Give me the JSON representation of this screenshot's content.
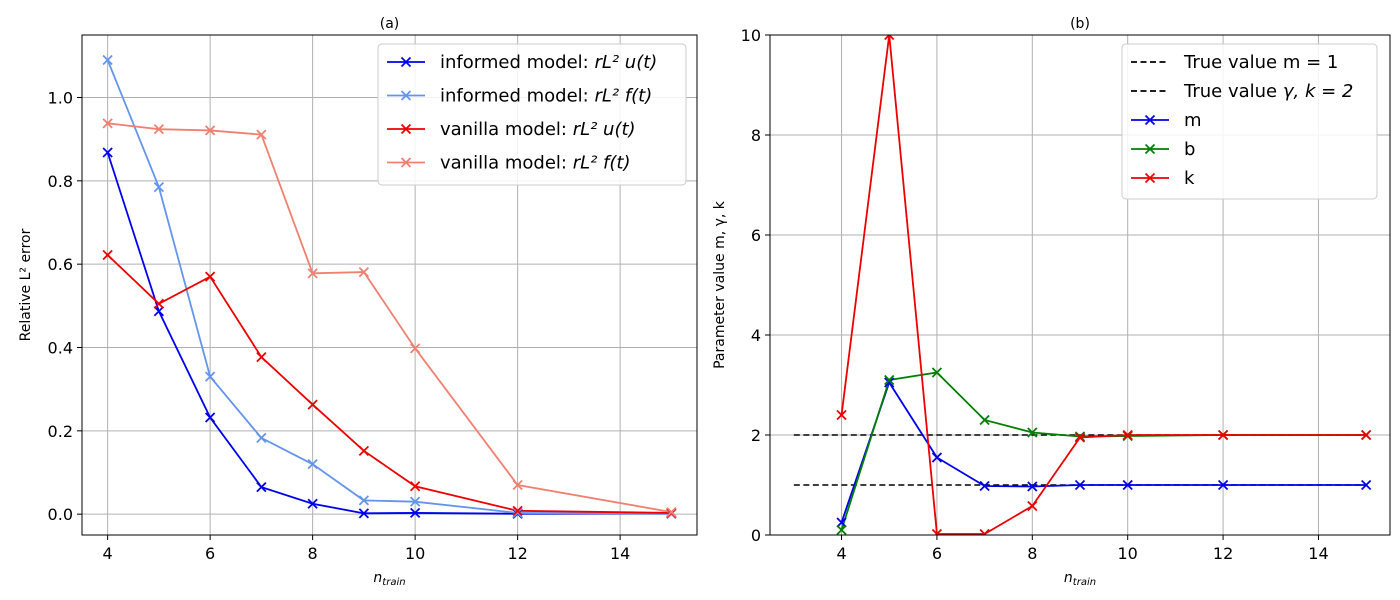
{
  "chart_data": [
    {
      "type": "line",
      "title": "(a)",
      "xlabel": "n_train",
      "ylabel": "Relative L² error",
      "xlim": [
        3.5,
        15.5
      ],
      "ylim": [
        -0.05,
        1.15
      ],
      "xticks": [
        4,
        6,
        8,
        10,
        12,
        14
      ],
      "yticks": [
        0.0,
        0.2,
        0.4,
        0.6,
        0.8,
        1.0
      ],
      "ytick_labels": [
        "0.0",
        "0.2",
        "0.4",
        "0.6",
        "0.8",
        "1.0"
      ],
      "grid": true,
      "legend_position": "top-right",
      "x": [
        4,
        5,
        6,
        7,
        8,
        9,
        10,
        12,
        15
      ],
      "series": [
        {
          "name": "informed model: rL² u(t)",
          "name_main": "informed model: ",
          "name_math": "rL² u(t)",
          "color": "#0000ee",
          "marker": "x",
          "values": [
            0.868,
            0.487,
            0.232,
            0.065,
            0.025,
            0.002,
            0.003,
            0.001,
            0.001
          ]
        },
        {
          "name": "informed model: rL² f(t)",
          "name_main": "informed model: ",
          "name_math": "rL² f(t)",
          "color": "#6495ed",
          "marker": "x",
          "values": [
            1.09,
            0.785,
            0.33,
            0.183,
            0.12,
            0.033,
            0.03,
            0.003,
            0.001
          ]
        },
        {
          "name": "vanilla model: rL² u(t)",
          "name_main": "vanilla model: ",
          "name_math": "rL² u(t)",
          "color": "#ee0000",
          "marker": "x",
          "values": [
            0.622,
            0.505,
            0.57,
            0.377,
            0.263,
            0.152,
            0.067,
            0.008,
            0.003
          ]
        },
        {
          "name": "vanilla model: rL² f(t)",
          "name_main": "vanilla model: ",
          "name_math": "rL² f(t)",
          "color": "#f08070",
          "marker": "x",
          "values": [
            0.938,
            0.924,
            0.921,
            0.911,
            0.578,
            0.581,
            0.398,
            0.07,
            0.005
          ]
        }
      ]
    },
    {
      "type": "line",
      "title": "(b)",
      "xlabel": "n_train",
      "ylabel": "Parameter value m, γ, k",
      "xlim": [
        2.5,
        15.5
      ],
      "ylim": [
        0,
        10
      ],
      "xticks": [
        4,
        6,
        8,
        10,
        12,
        14
      ],
      "yticks": [
        0,
        2,
        4,
        6,
        8,
        10
      ],
      "ytick_labels": [
        "0",
        "2",
        "4",
        "6",
        "8",
        "10"
      ],
      "grid": true,
      "legend_position": "top-right",
      "reference_lines": [
        {
          "name": "True value m = 1",
          "name_main": "True value m = 1",
          "name_math": "",
          "value": 1,
          "x_range": [
            3,
            15
          ],
          "color": "#000000",
          "style": "dashed"
        },
        {
          "name": "True value γ, k = 2",
          "name_main": "True value ",
          "name_math": "γ, k = 2",
          "value": 2,
          "x_range": [
            3,
            15
          ],
          "color": "#000000",
          "style": "dashed"
        }
      ],
      "x": [
        4,
        5,
        6,
        7,
        8,
        9,
        10,
        12,
        15
      ],
      "series": [
        {
          "name": "m",
          "name_main": "m",
          "name_math": "",
          "color": "#0000ee",
          "marker": "x",
          "values": [
            0.25,
            3.05,
            1.55,
            0.98,
            0.97,
            1.0,
            1.0,
            1.0,
            1.0
          ]
        },
        {
          "name": "b",
          "name_main": "b",
          "name_math": "",
          "color": "#008000",
          "marker": "x",
          "values": [
            0.1,
            3.1,
            3.25,
            2.3,
            2.05,
            1.97,
            1.98,
            2.0,
            2.0
          ]
        },
        {
          "name": "k",
          "name_main": "k",
          "name_math": "",
          "color": "#ee0000",
          "marker": "x",
          "values": [
            2.4,
            10.0,
            0.02,
            0.02,
            0.58,
            1.95,
            2.0,
            2.0,
            2.0
          ]
        }
      ]
    }
  ]
}
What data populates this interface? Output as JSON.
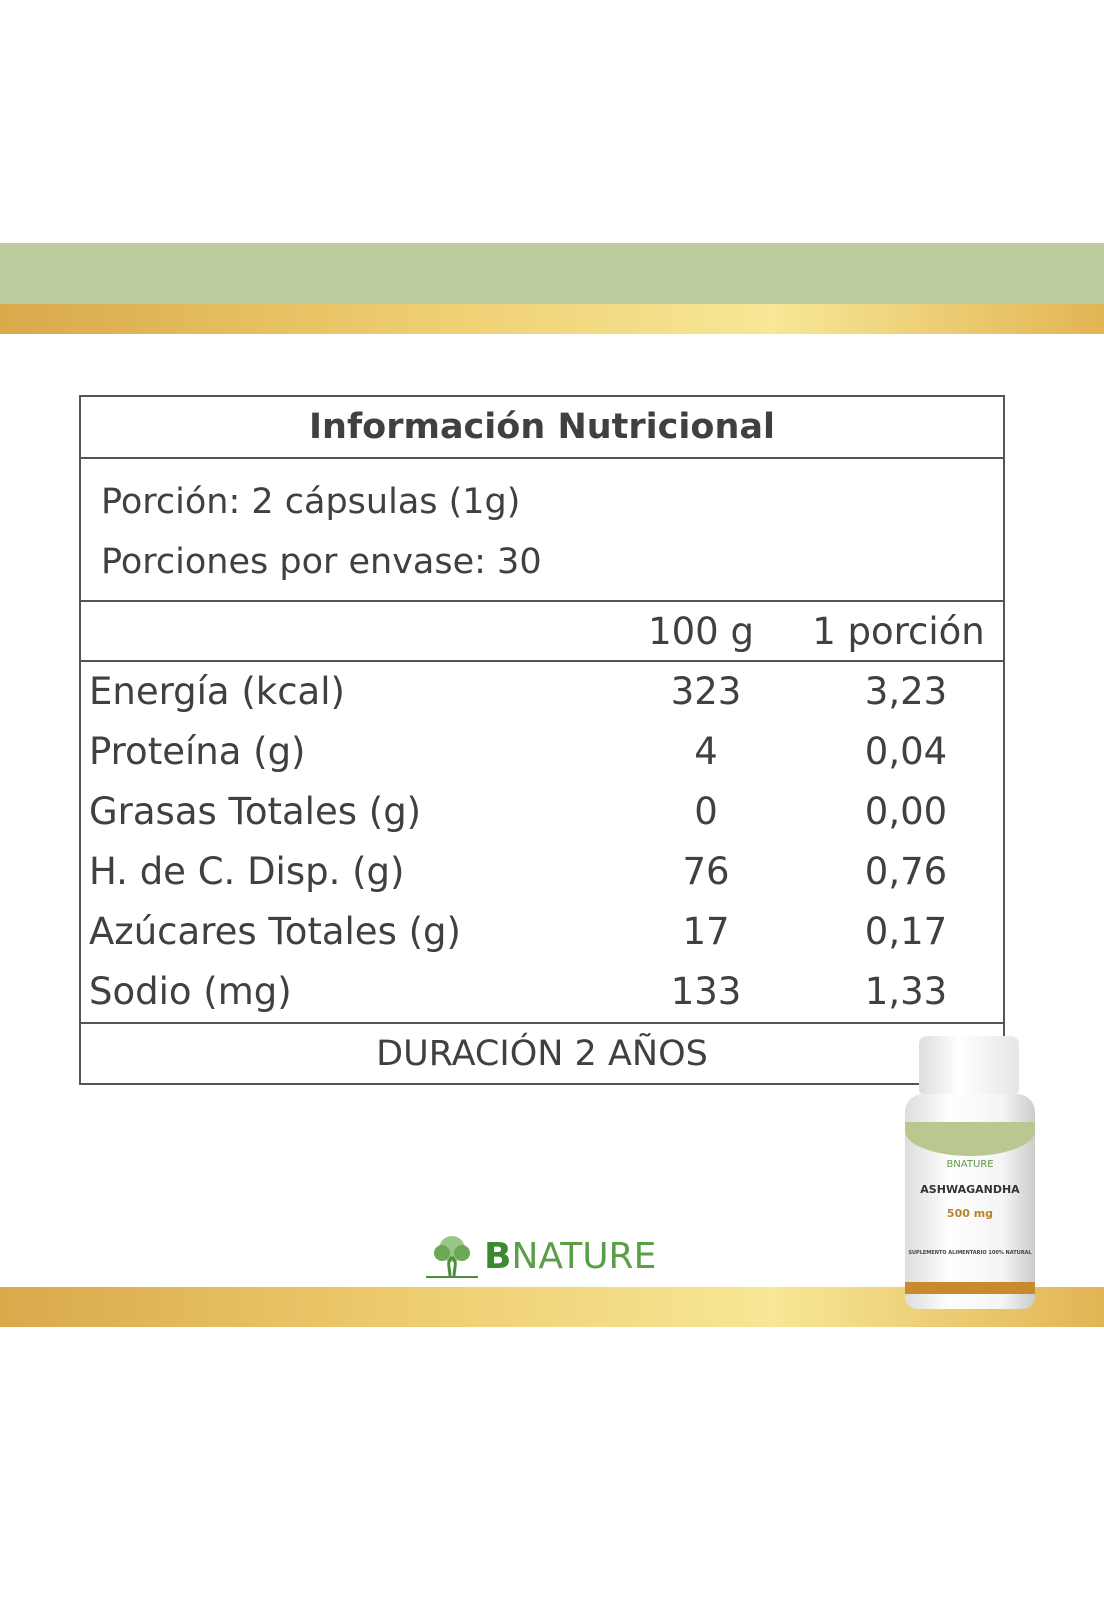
{
  "table": {
    "title": "Información Nutricional",
    "serving": "Porción: 2 cápsulas (1g)",
    "servings_per_container": "Porciones por envase: 30",
    "columns": [
      "100 g",
      "1 porción"
    ],
    "rows": [
      {
        "label": "Energía (kcal)",
        "per100": "323",
        "perServing": "3,23"
      },
      {
        "label": "Proteína (g)",
        "per100": "4",
        "perServing": "0,04"
      },
      {
        "label": "Grasas Totales (g)",
        "per100": "0",
        "perServing": "0,00"
      },
      {
        "label": "H. de C. Disp. (g)",
        "per100": "76",
        "perServing": "0,76"
      },
      {
        "label": "Azúcares Totales (g)",
        "per100": "17",
        "perServing": "0,17"
      },
      {
        "label": "Sodio (mg)",
        "per100": "133",
        "perServing": "1,33"
      }
    ],
    "footer": "DURACIÓN 2 AÑOS"
  },
  "logo": {
    "initial": "B",
    "rest": "NATURE"
  },
  "bottle": {
    "brand": "BNATURE",
    "product": "ASHWAGANDHA",
    "dose": "500 mg",
    "subtitle": "SUPLEMENTO ALIMENTARIO 100% NATURAL"
  },
  "colors": {
    "green_band": "#bccc9e",
    "gold_band": "#efcf73",
    "brand_green": "#5a9e4a"
  }
}
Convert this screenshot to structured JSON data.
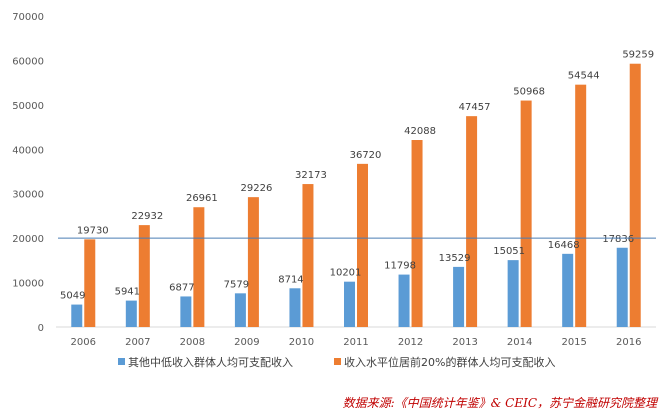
{
  "chart_data": {
    "type": "bar",
    "categories": [
      "2006",
      "2007",
      "2008",
      "2009",
      "2010",
      "2011",
      "2012",
      "2013",
      "2014",
      "2015",
      "2016"
    ],
    "series": [
      {
        "name": "其他中低收入群体人均可支配收入",
        "color": "#5b9bd5",
        "values": [
          5049,
          5941,
          6877,
          7579,
          8714,
          10201,
          11798,
          13529,
          15051,
          16468,
          17836
        ]
      },
      {
        "name": "收入水平位居前20%的群体人均可支配收入",
        "color": "#ed7d31",
        "values": [
          19730,
          22932,
          26961,
          29226,
          32173,
          36720,
          42088,
          47457,
          50968,
          54544,
          59259
        ]
      }
    ],
    "ylim": [
      0,
      70000
    ],
    "yticks": [
      0,
      10000,
      20000,
      30000,
      40000,
      50000,
      60000,
      70000
    ],
    "reference_line": {
      "y": 20000,
      "color": "#4a7db5"
    },
    "grid": false,
    "legend": "bottom",
    "source": "数据来源:《中国统计年鉴》& CEIC，苏宁金融研究院整理"
  }
}
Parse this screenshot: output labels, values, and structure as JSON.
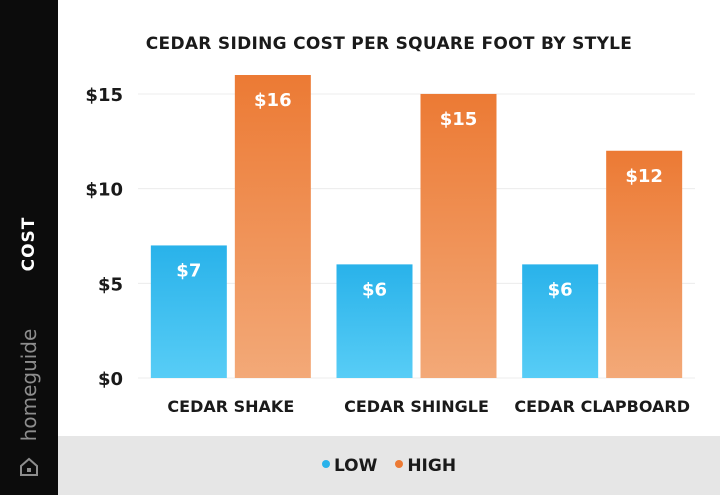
{
  "sidebar": {
    "ylabel": "COST",
    "brand": "homeguide",
    "brand_icon": "house-icon"
  },
  "colors": {
    "low_top": "#29b2ea",
    "low_bottom": "#58cdf6",
    "high_top": "#ec7a34",
    "high_bottom": "#f3a978",
    "legend_bg": "#e6e6e6",
    "sidebar_bg": "#0c0c0c"
  },
  "chart_data": {
    "type": "bar",
    "title": "CEDAR SIDING COST PER SQUARE FOOT BY STYLE",
    "ylabel": "COST",
    "xlabel": "",
    "categories": [
      "CEDAR SHAKE",
      "CEDAR SHINGLE",
      "CEDAR CLAPBOARD"
    ],
    "series": [
      {
        "name": "LOW",
        "values": [
          7,
          6,
          6
        ],
        "labels": [
          "$7",
          "$6",
          "$6"
        ]
      },
      {
        "name": "HIGH",
        "values": [
          16,
          15,
          12
        ],
        "labels": [
          "$16",
          "$15",
          "$12"
        ]
      }
    ],
    "ylim": [
      0,
      16
    ],
    "yticks": [
      0,
      5,
      10,
      15
    ],
    "ytick_labels": [
      "$0",
      "$5",
      "$10",
      "$15"
    ],
    "grid": true,
    "legend_position": "bottom"
  }
}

--

Written problem: Copy out all the entries exactly. Images stay out of the copy.

Task answer:
Give me the JSON representation of this screenshot's content.
{
  "chart_data": [
    {
      "type": "line",
      "title": "(a)",
      "xlabel": "n_train",
      "ylabel": "Relative L² error",
      "xlim": [
        3.5,
        15.5
      ],
      "ylim": [
        -0.05,
        1.15
      ],
      "xticks": [
        4,
        6,
        8,
        10,
        12,
        14
      ],
      "yticks": [
        0.0,
        0.2,
        0.4,
        0.6,
        0.8,
        1.0
      ],
      "ytick_labels": [
        "0.0",
        "0.2",
        "0.4",
        "0.6",
        "0.8",
        "1.0"
      ],
      "grid": true,
      "legend_position": "top-right",
      "x": [
        4,
        5,
        6,
        7,
        8,
        9,
        10,
        12,
        15
      ],
      "series": [
        {
          "name": "informed model: rL² u(t)",
          "name_main": "informed model: ",
          "name_math": "rL² u(t)",
          "color": "#0000ee",
          "marker": "x",
          "values": [
            0.868,
            0.487,
            0.232,
            0.065,
            0.025,
            0.002,
            0.003,
            0.001,
            0.001
          ]
        },
        {
          "name": "informed model: rL² f(t)",
          "name_main": "informed model: ",
          "name_math": "rL² f(t)",
          "color": "#6495ed",
          "marker": "x",
          "values": [
            1.09,
            0.785,
            0.33,
            0.183,
            0.12,
            0.033,
            0.03,
            0.003,
            0.001
          ]
        },
        {
          "name": "vanilla model: rL² u(t)",
          "name_main": "vanilla model: ",
          "name_math": "rL² u(t)",
          "color": "#ee0000",
          "marker": "x",
          "values": [
            0.622,
            0.505,
            0.57,
            0.377,
            0.263,
            0.152,
            0.067,
            0.008,
            0.003
          ]
        },
        {
          "name": "vanilla model: rL² f(t)",
          "name_main": "vanilla model: ",
          "name_math": "rL² f(t)",
          "color": "#f08070",
          "marker": "x",
          "values": [
            0.938,
            0.924,
            0.921,
            0.911,
            0.578,
            0.581,
            0.398,
            0.07,
            0.005
          ]
        }
      ]
    },
    {
      "type": "line",
      "title": "(b)",
      "xlabel": "n_train",
      "ylabel": "Parameter value m, γ, k",
      "xlim": [
        2.5,
        15.5
      ],
      "ylim": [
        0,
        10
      ],
      "xticks": [
        4,
        6,
        8,
        10,
        12,
        14
      ],
      "yticks": [
        0,
        2,
        4,
        6,
        8,
        10
      ],
      "ytick_labels": [
        "0",
        "2",
        "4",
        "6",
        "8",
        "10"
      ],
      "grid": true,
      "legend_position": "top-right",
      "reference_lines": [
        {
          "name": "True value m = 1",
          "name_main": "True value m = 1",
          "name_math": "",
          "value": 1,
          "x_range": [
            3,
            15
          ],
          "color": "#000000",
          "style": "dashed"
        },
        {
          "name": "True value γ, k = 2",
          "name_main": "True value ",
          "name_math": "γ, k = 2",
          "value": 2,
          "x_range": [
            3,
            15
          ],
          "color": "#000000",
          "style": "dashed"
        }
      ],
      "x": [
        4,
        5,
        6,
        7,
        8,
        9,
        10,
        12,
        15
      ],
      "series": [
        {
          "name": "m",
          "name_main": "m",
          "name_math": "",
          "color": "#0000ee",
          "marker": "x",
          "values": [
            0.25,
            3.05,
            1.55,
            0.98,
            0.97,
            1.0,
            1.0,
            1.0,
            1.0
          ]
        },
        {
          "name": "b",
          "name_main": "b",
          "name_math": "",
          "color": "#008000",
          "marker": "x",
          "values": [
            0.1,
            3.1,
            3.25,
            2.3,
            2.05,
            1.97,
            1.98,
            2.0,
            2.0
          ]
        },
        {
          "name": "k",
          "name_main": "k",
          "name_math": "",
          "color": "#ee0000",
          "marker": "x",
          "values": [
            2.4,
            10.0,
            0.02,
            0.02,
            0.58,
            1.95,
            2.0,
            2.0,
            2.0
          ]
        }
      ]
    }
  ]
}
What data populates this interface? Output as JSON.
{
  "table": {
    "title": "Información Nutricional",
    "serving": "Porción: 2 cápsulas (1g)",
    "servings_per_container": "Porciones por envase: 30",
    "columns": [
      "100 g",
      "1 porción"
    ],
    "rows": [
      {
        "label": "Energía (kcal)",
        "per100": "323",
        "perServing": "3,23"
      },
      {
        "label": "Proteína (g)",
        "per100": "4",
        "perServing": "0,04"
      },
      {
        "label": "Grasas Totales (g)",
        "per100": "0",
        "perServing": "0,00"
      },
      {
        "label": "H. de C. Disp. (g)",
        "per100": "76",
        "perServing": "0,76"
      },
      {
        "label": "Azúcares Totales (g)",
        "per100": "17",
        "perServing": "0,17"
      },
      {
        "label": "Sodio (mg)",
        "per100": "133",
        "perServing": "1,33"
      }
    ],
    "footer": "DURACIÓN 2 AÑOS"
  },
  "logo": {
    "initial": "B",
    "rest": "NATURE"
  },
  "bottle": {
    "brand": "BNATURE",
    "product": "ASHWAGANDHA",
    "dose": "500 mg",
    "subtitle": "SUPLEMENTO ALIMENTARIO 100% NATURAL"
  },
  "colors": {
    "green_band": "#bccc9e",
    "gold_band": "#efcf73",
    "brand_green": "#5a9e4a"
  }
}
Convert this screenshot to structured JSON data.
{
  "chart_data": {
    "type": "bar",
    "categories": [
      "2006",
      "2007",
      "2008",
      "2009",
      "2010",
      "2011",
      "2012",
      "2013",
      "2014",
      "2015",
      "2016"
    ],
    "series": [
      {
        "name": "其他中低收入群体人均可支配收入",
        "color": "#5b9bd5",
        "values": [
          5049,
          5941,
          6877,
          7579,
          8714,
          10201,
          11798,
          13529,
          15051,
          16468,
          17836
        ]
      },
      {
        "name": "收入水平位居前20%的群体人均可支配收入",
        "color": "#ed7d31",
        "values": [
          19730,
          22932,
          26961,
          29226,
          32173,
          36720,
          42088,
          47457,
          50968,
          54544,
          59259
        ]
      }
    ],
    "ylim": [
      0,
      70000
    ],
    "yticks": [
      0,
      10000,
      20000,
      30000,
      40000,
      50000,
      60000,
      70000
    ],
    "reference_line": {
      "y": 20000,
      "color": "#4a7db5"
    },
    "grid": false,
    "legend": "bottom",
    "source": "数据来源:《中国统计年鉴》& CEIC，苏宁金融研究院整理"
  }
}
Parse this screenshot: output labels, values, and structure as JSON.
{
  "sidebar": {
    "ylabel": "COST",
    "brand": "homeguide",
    "brand_icon": "house-icon"
  },
  "colors": {
    "low_top": "#29b2ea",
    "low_bottom": "#58cdf6",
    "high_top": "#ec7a34",
    "high_bottom": "#f3a978",
    "legend_bg": "#e6e6e6",
    "sidebar_bg": "#0c0c0c"
  },
  "chart_data": {
    "type": "bar",
    "title": "CEDAR SIDING COST PER SQUARE FOOT BY STYLE",
    "ylabel": "COST",
    "xlabel": "",
    "categories": [
      "CEDAR SHAKE",
      "CEDAR SHINGLE",
      "CEDAR CLAPBOARD"
    ],
    "series": [
      {
        "name": "LOW",
        "values": [
          7,
          6,
          6
        ],
        "labels": [
          "$7",
          "$6",
          "$6"
        ]
      },
      {
        "name": "HIGH",
        "values": [
          16,
          15,
          12
        ],
        "labels": [
          "$16",
          "$15",
          "$12"
        ]
      }
    ],
    "ylim": [
      0,
      16
    ],
    "yticks": [
      0,
      5,
      10,
      15
    ],
    "ytick_labels": [
      "$0",
      "$5",
      "$10",
      "$15"
    ],
    "grid": true,
    "legend_position": "bottom"
  }
}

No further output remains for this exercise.